*TASK TO COMPLETE*:
Check each line of the records below and collect those holding "Opacity".

++++ SUPPLIED ENTRIES ++++

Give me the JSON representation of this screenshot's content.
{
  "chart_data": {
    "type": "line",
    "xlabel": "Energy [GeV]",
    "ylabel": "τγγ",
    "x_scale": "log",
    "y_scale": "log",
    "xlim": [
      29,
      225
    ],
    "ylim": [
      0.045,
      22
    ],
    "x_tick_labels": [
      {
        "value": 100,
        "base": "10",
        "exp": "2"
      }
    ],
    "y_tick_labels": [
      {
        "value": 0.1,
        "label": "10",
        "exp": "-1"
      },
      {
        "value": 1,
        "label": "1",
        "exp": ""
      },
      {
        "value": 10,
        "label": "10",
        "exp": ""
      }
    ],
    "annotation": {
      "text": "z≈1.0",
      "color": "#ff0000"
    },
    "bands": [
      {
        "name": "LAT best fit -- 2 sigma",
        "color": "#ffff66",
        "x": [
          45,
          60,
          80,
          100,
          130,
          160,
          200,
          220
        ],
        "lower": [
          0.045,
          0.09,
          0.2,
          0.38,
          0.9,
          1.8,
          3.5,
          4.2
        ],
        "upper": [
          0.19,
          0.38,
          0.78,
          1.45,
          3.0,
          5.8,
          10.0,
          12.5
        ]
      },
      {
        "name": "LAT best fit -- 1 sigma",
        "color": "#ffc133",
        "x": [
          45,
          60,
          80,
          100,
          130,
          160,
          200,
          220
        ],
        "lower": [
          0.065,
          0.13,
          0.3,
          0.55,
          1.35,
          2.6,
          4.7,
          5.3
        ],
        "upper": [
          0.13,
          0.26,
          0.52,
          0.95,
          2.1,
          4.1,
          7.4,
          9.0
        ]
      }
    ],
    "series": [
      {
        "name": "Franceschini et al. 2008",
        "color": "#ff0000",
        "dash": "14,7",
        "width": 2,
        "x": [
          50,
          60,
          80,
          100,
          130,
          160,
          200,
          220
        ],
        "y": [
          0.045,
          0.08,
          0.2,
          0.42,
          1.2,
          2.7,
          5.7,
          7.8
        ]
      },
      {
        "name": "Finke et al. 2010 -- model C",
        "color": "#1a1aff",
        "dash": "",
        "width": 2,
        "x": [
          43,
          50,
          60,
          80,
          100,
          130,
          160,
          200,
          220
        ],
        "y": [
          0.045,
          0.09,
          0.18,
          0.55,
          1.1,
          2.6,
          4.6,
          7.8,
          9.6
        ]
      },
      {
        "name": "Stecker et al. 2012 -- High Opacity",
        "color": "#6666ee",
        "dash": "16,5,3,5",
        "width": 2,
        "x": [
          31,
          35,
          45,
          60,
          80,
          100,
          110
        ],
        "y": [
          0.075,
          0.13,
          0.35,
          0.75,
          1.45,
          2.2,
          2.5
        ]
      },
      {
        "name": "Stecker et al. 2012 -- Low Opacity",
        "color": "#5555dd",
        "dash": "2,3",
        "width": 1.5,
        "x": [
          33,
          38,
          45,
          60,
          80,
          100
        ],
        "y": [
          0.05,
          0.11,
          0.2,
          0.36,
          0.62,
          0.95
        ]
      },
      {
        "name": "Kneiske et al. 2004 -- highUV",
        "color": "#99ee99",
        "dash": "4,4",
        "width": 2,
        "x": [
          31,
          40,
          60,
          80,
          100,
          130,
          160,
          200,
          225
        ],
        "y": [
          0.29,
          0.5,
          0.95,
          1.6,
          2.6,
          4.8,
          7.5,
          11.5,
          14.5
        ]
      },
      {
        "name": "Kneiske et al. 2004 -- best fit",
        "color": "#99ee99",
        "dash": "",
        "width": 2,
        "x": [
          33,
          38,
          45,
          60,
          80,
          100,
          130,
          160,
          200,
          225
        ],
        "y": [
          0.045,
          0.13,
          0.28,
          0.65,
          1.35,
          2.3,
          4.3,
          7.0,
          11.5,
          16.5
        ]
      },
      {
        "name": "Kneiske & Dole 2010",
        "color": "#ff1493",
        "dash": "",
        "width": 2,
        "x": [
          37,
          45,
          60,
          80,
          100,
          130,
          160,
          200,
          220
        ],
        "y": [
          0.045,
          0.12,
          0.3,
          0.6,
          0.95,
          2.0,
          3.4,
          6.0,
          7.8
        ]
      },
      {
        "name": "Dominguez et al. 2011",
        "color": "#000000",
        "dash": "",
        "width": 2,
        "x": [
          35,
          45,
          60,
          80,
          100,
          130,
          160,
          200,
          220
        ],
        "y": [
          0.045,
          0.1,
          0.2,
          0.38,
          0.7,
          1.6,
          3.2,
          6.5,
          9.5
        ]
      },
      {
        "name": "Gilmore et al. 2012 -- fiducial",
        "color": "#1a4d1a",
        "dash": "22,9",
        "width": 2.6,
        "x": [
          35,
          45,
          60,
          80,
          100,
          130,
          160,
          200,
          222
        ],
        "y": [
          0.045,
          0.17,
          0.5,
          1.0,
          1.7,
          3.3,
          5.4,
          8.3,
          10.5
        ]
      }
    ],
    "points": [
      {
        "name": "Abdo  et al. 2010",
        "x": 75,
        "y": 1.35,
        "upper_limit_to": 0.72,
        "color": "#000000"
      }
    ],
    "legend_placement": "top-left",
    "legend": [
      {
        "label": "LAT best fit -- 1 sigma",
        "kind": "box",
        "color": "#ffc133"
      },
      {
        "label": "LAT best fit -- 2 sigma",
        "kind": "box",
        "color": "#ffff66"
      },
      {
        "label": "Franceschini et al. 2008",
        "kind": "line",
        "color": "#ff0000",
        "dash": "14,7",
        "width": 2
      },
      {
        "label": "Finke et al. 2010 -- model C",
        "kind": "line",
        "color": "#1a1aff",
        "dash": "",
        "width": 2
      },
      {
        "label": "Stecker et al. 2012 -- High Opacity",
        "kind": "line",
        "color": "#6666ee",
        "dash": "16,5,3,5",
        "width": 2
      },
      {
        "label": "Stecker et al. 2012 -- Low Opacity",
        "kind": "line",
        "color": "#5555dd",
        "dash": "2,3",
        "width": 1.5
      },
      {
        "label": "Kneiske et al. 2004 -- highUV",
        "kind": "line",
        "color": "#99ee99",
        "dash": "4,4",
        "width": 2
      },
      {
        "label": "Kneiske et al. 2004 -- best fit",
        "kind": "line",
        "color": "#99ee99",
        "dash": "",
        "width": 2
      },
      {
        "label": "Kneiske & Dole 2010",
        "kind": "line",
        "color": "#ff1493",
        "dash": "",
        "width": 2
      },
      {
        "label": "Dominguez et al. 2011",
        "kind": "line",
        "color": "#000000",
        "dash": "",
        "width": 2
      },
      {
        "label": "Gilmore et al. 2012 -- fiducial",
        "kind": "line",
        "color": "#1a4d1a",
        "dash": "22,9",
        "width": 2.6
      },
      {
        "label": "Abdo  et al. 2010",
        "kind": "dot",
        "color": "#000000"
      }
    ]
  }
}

++++
++++ SUPPLIED ENTRIES ++++

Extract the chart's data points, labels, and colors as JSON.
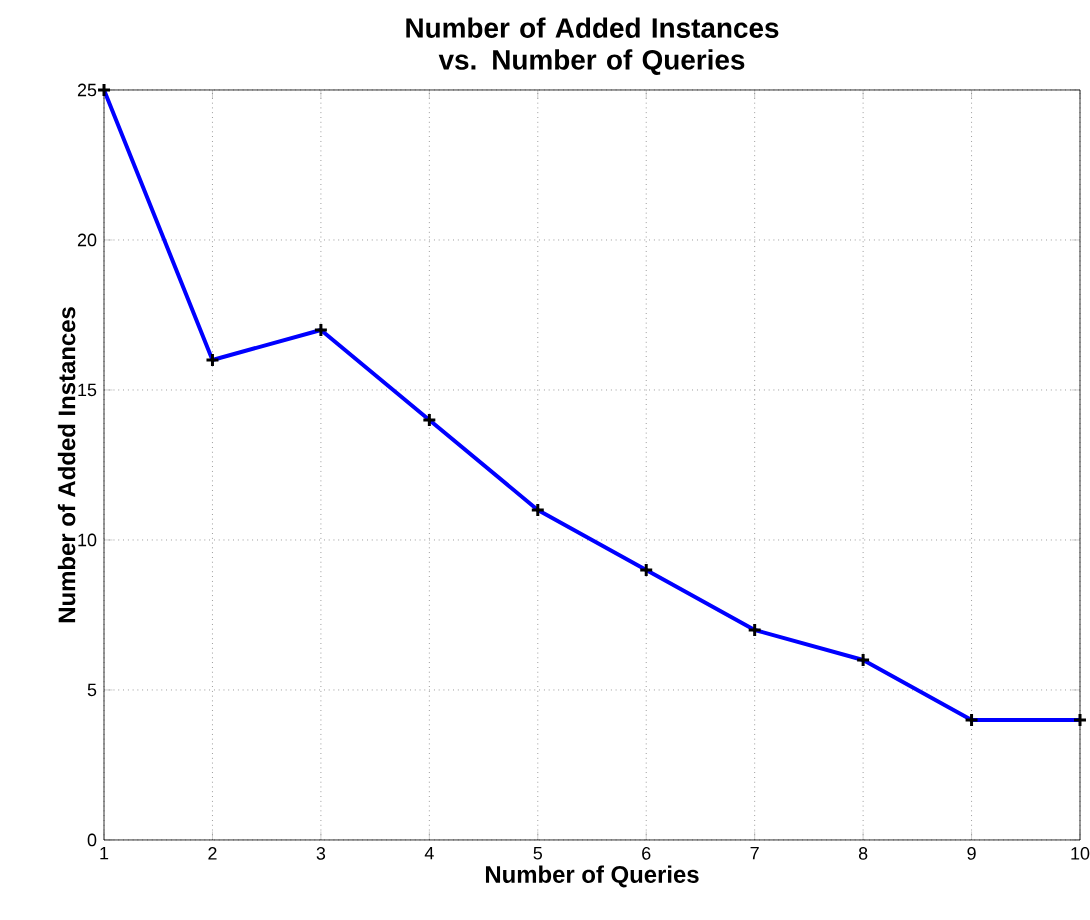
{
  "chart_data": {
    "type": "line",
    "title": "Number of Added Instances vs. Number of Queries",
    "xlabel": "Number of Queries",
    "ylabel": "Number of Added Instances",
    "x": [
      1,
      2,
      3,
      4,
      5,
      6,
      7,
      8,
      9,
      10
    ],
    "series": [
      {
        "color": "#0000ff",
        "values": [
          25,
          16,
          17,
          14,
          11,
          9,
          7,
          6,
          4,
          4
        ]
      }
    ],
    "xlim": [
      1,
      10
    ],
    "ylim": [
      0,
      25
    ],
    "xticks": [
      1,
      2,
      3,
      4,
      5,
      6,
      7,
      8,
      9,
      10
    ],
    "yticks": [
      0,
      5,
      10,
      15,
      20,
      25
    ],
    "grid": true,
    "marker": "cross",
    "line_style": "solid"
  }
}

++++

*IN RESPONSE*:
        "name": "Stecker et al. 2012 -- High Opacity",
        "name": "Stecker et al. 2012 -- Low Opacity",
        "label": "Stecker et al. 2012 -- High Opacity",
        "label": "Stecker et al. 2012 -- Low Opacity",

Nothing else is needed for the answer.